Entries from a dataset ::
▼

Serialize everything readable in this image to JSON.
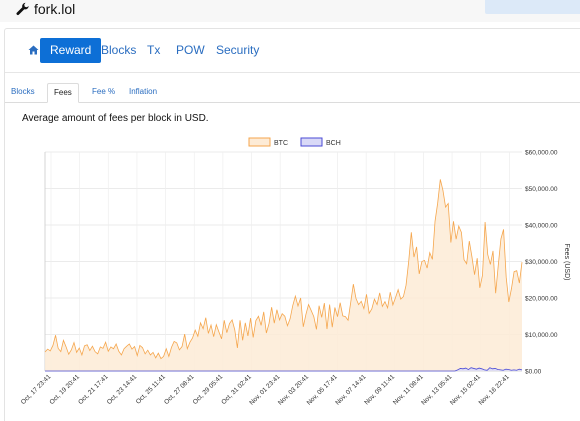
{
  "app": {
    "brand": "fork.lol",
    "brand_icon": "wrench-icon"
  },
  "nav": {
    "home_icon": "home-icon",
    "items": [
      {
        "label": "Reward",
        "active": true
      },
      {
        "label": "Blocks",
        "active": false
      },
      {
        "label": "Tx",
        "active": false
      },
      {
        "label": "POW",
        "active": false
      },
      {
        "label": "Security",
        "active": false
      }
    ]
  },
  "subtabs": [
    {
      "label": "Blocks",
      "active": false
    },
    {
      "label": "Fees",
      "active": true
    },
    {
      "label": "Fee %",
      "active": false
    },
    {
      "label": "Inflation",
      "active": false
    }
  ],
  "description": "Average amount of fees per block in USD.",
  "colors": {
    "btc_line": "#f5a64d",
    "btc_fill": "#fdebd6",
    "bch_line": "#4a4ad6",
    "bch_fill": "#d9d9f7",
    "accent": "#0d6fd6"
  },
  "chart_data": {
    "type": "area",
    "title": "",
    "ylabel": "Fees (USD)",
    "y_axis_position": "right",
    "ylim": [
      0,
      60000
    ],
    "y_ticks": [
      "$0.00",
      "$10,000.00",
      "$20,000.00",
      "$30,000.00",
      "$40,000.00",
      "$50,000.00",
      "$60,000.00"
    ],
    "grid": true,
    "legend_position": "top",
    "x_ticks": [
      "Oct, 17 23:41",
      "Oct, 19 20:41",
      "Oct, 21 17:41",
      "Oct, 23 14:41",
      "Oct, 25 11:41",
      "Oct, 27 08:41",
      "Oct, 29 05:41",
      "Oct, 31 02:41",
      "Nov, 01 23:41",
      "Nov, 03 20:41",
      "Nov, 05 17:41",
      "Nov, 07 14:41",
      "Nov, 09 11:41",
      "Nov, 11 08:41",
      "Nov, 13 05:41",
      "Nov, 15 02:41",
      "Nov, 16 22:41"
    ],
    "series": [
      {
        "name": "BTC",
        "values": [
          5200,
          6000,
          5500,
          7000,
          9800,
          6200,
          5300,
          8400,
          6600,
          4600,
          5800,
          7800,
          5100,
          6300,
          4400,
          6900,
          7200,
          5600,
          6800,
          5300,
          4700,
          6600,
          6200,
          7900,
          5400,
          6600,
          6100,
          7400,
          5400,
          4400,
          6100,
          6800,
          7400,
          6000,
          6700,
          4200,
          7000,
          6400,
          4700,
          5700,
          4400,
          5100,
          3600,
          4900,
          3400,
          4000,
          6100,
          4000,
          6500,
          8100,
          7700,
          5800,
          6700,
          10100,
          6100,
          7900,
          9100,
          11200,
          9500,
          13200,
          11600,
          14600,
          10300,
          12600,
          9400,
          12700,
          10700,
          8800,
          13900,
          10500,
          13000,
          14000,
          11300,
          6300,
          13900,
          8400,
          13200,
          9600,
          14500,
          9200,
          13800,
          15000,
          12500,
          16200,
          10400,
          13000,
          17500,
          13100,
          16800,
          14000,
          15700,
          15000,
          12400,
          14300,
          17900,
          20500,
          17800,
          20000,
          12100,
          15500,
          18200,
          16600,
          14900,
          11400,
          17900,
          14700,
          18600,
          11500,
          18200,
          12000,
          17400,
          14900,
          18700,
          15100,
          14900,
          13900,
          18800,
          23800,
          19900,
          18200,
          19100,
          17100,
          21000,
          15800,
          17000,
          19700,
          18200,
          21400,
          17700,
          19000,
          17300,
          21600,
          18100,
          20100,
          22300,
          19700,
          20400,
          23500,
          30000,
          38000,
          31200,
          34000,
          26600,
          30000,
          30300,
          28200,
          32400,
          30600,
          41000,
          46000,
          52500,
          49500,
          44900,
          45900,
          35200,
          41000,
          36100,
          39700,
          38000,
          30500,
          29400,
          35600,
          31300,
          26400,
          30900,
          22800,
          26200,
          40800,
          31900,
          29200,
          32900,
          21300,
          29000,
          36200,
          38800,
          25700,
          18900,
          22600,
          27200,
          27500,
          24100,
          29800
        ]
      },
      {
        "name": "BCH",
        "values": [
          0,
          0,
          0,
          0,
          0,
          0,
          0,
          0,
          0,
          0,
          0,
          0,
          0,
          0,
          0,
          0,
          0,
          0,
          0,
          0,
          0,
          0,
          0,
          0,
          0,
          0,
          0,
          0,
          0,
          0,
          0,
          0,
          0,
          0,
          0,
          0,
          0,
          0,
          0,
          0,
          0,
          0,
          0,
          0,
          0,
          0,
          0,
          0,
          0,
          0,
          0,
          0,
          0,
          0,
          0,
          0,
          0,
          0,
          0,
          0,
          0,
          0,
          0,
          0,
          0,
          0,
          0,
          0,
          0,
          0,
          0,
          0,
          0,
          0,
          0,
          0,
          0,
          0,
          0,
          0,
          0,
          0,
          0,
          0,
          0,
          0,
          0,
          0,
          0,
          0,
          0,
          0,
          0,
          0,
          0,
          0,
          0,
          0,
          0,
          0,
          0,
          0,
          0,
          0,
          0,
          0,
          0,
          0,
          0,
          0,
          0,
          0,
          0,
          0,
          0,
          0,
          0,
          0,
          0,
          0,
          0,
          0,
          0,
          0,
          0,
          0,
          0,
          0,
          0,
          0,
          0,
          0,
          0,
          0,
          0,
          0,
          0,
          0,
          0,
          0,
          0,
          0,
          0,
          0,
          0,
          0,
          0,
          0,
          0,
          0,
          0,
          0,
          0,
          0,
          300,
          700,
          600,
          800,
          400,
          900,
          700,
          500,
          800,
          600,
          300,
          200,
          900,
          600,
          700,
          400,
          300,
          200,
          500,
          400,
          200,
          300,
          200,
          500,
          300
        ]
      }
    ]
  }
}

▲

TO DO ::
Any pictures should be dropped; transcribe the rest of the records above exactly.

EXERCISE RESPONSE ::
Serialize everything readable in this image to JSON.
{
  "app": {
    "brand": "fork.lol",
    "brand_icon": "wrench-icon"
  },
  "nav": {
    "home_icon": "home-icon",
    "items": [
      {
        "label": "Reward",
        "active": true
      },
      {
        "label": "Blocks",
        "active": false
      },
      {
        "label": "Tx",
        "active": false
      },
      {
        "label": "POW",
        "active": false
      },
      {
        "label": "Security",
        "active": false
      }
    ]
  },
  "subtabs": [
    {
      "label": "Blocks",
      "active": false
    },
    {
      "label": "Fees",
      "active": true
    },
    {
      "label": "Fee %",
      "active": false
    },
    {
      "label": "Inflation",
      "active": false
    }
  ],
  "description": "Average amount of fees per block in USD.",
  "colors": {
    "btc_line": "#f5a64d",
    "btc_fill": "#fdebd6",
    "bch_line": "#4a4ad6",
    "bch_fill": "#d9d9f7",
    "accent": "#0d6fd6"
  },
  "chart_data": {
    "type": "area",
    "title": "",
    "ylabel": "Fees (USD)",
    "y_axis_position": "right",
    "ylim": [
      0,
      60000
    ],
    "y_ticks": [
      "$0.00",
      "$10,000.00",
      "$20,000.00",
      "$30,000.00",
      "$40,000.00",
      "$50,000.00",
      "$60,000.00"
    ],
    "grid": true,
    "legend_position": "top",
    "x_ticks": [
      "Oct, 17 23:41",
      "Oct, 19 20:41",
      "Oct, 21 17:41",
      "Oct, 23 14:41",
      "Oct, 25 11:41",
      "Oct, 27 08:41",
      "Oct, 29 05:41",
      "Oct, 31 02:41",
      "Nov, 01 23:41",
      "Nov, 03 20:41",
      "Nov, 05 17:41",
      "Nov, 07 14:41",
      "Nov, 09 11:41",
      "Nov, 11 08:41",
      "Nov, 13 05:41",
      "Nov, 15 02:41",
      "Nov, 16 22:41"
    ],
    "series": [
      {
        "name": "BTC",
        "values": [
          5200,
          6000,
          5500,
          7000,
          9800,
          6200,
          5300,
          8400,
          6600,
          4600,
          5800,
          7800,
          5100,
          6300,
          4400,
          6900,
          7200,
          5600,
          6800,
          5300,
          4700,
          6600,
          6200,
          7900,
          5400,
          6600,
          6100,
          7400,
          5400,
          4400,
          6100,
          6800,
          7400,
          6000,
          6700,
          4200,
          7000,
          6400,
          4700,
          5700,
          4400,
          5100,
          3600,
          4900,
          3400,
          4000,
          6100,
          4000,
          6500,
          8100,
          7700,
          5800,
          6700,
          10100,
          6100,
          7900,
          9100,
          11200,
          9500,
          13200,
          11600,
          14600,
          10300,
          12600,
          9400,
          12700,
          10700,
          8800,
          13900,
          10500,
          13000,
          14000,
          11300,
          6300,
          13900,
          8400,
          13200,
          9600,
          14500,
          9200,
          13800,
          15000,
          12500,
          16200,
          10400,
          13000,
          17500,
          13100,
          16800,
          14000,
          15700,
          15000,
          12400,
          14300,
          17900,
          20500,
          17800,
          20000,
          12100,
          15500,
          18200,
          16600,
          14900,
          11400,
          17900,
          14700,
          18600,
          11500,
          18200,
          12000,
          17400,
          14900,
          18700,
          15100,
          14900,
          13900,
          18800,
          23800,
          19900,
          18200,
          19100,
          17100,
          21000,
          15800,
          17000,
          19700,
          18200,
          21400,
          17700,
          19000,
          17300,
          21600,
          18100,
          20100,
          22300,
          19700,
          20400,
          23500,
          30000,
          38000,
          31200,
          34000,
          26600,
          30000,
          30300,
          28200,
          32400,
          30600,
          41000,
          46000,
          52500,
          49500,
          44900,
          45900,
          35200,
          41000,
          36100,
          39700,
          38000,
          30500,
          29400,
          35600,
          31300,
          26400,
          30900,
          22800,
          26200,
          40800,
          31900,
          29200,
          32900,
          21300,
          29000,
          36200,
          38800,
          25700,
          18900,
          22600,
          27200,
          27500,
          24100,
          29800
        ]
      },
      {
        "name": "BCH",
        "values": [
          0,
          0,
          0,
          0,
          0,
          0,
          0,
          0,
          0,
          0,
          0,
          0,
          0,
          0,
          0,
          0,
          0,
          0,
          0,
          0,
          0,
          0,
          0,
          0,
          0,
          0,
          0,
          0,
          0,
          0,
          0,
          0,
          0,
          0,
          0,
          0,
          0,
          0,
          0,
          0,
          0,
          0,
          0,
          0,
          0,
          0,
          0,
          0,
          0,
          0,
          0,
          0,
          0,
          0,
          0,
          0,
          0,
          0,
          0,
          0,
          0,
          0,
          0,
          0,
          0,
          0,
          0,
          0,
          0,
          0,
          0,
          0,
          0,
          0,
          0,
          0,
          0,
          0,
          0,
          0,
          0,
          0,
          0,
          0,
          0,
          0,
          0,
          0,
          0,
          0,
          0,
          0,
          0,
          0,
          0,
          0,
          0,
          0,
          0,
          0,
          0,
          0,
          0,
          0,
          0,
          0,
          0,
          0,
          0,
          0,
          0,
          0,
          0,
          0,
          0,
          0,
          0,
          0,
          0,
          0,
          0,
          0,
          0,
          0,
          0,
          0,
          0,
          0,
          0,
          0,
          0,
          0,
          0,
          0,
          0,
          0,
          0,
          0,
          0,
          0,
          0,
          0,
          0,
          0,
          0,
          0,
          0,
          0,
          0,
          0,
          0,
          0,
          0,
          0,
          300,
          700,
          600,
          800,
          400,
          900,
          700,
          500,
          800,
          600,
          300,
          200,
          900,
          600,
          700,
          400,
          300,
          200,
          500,
          400,
          200,
          300,
          200,
          500,
          300
        ]
      }
    ]
  }
}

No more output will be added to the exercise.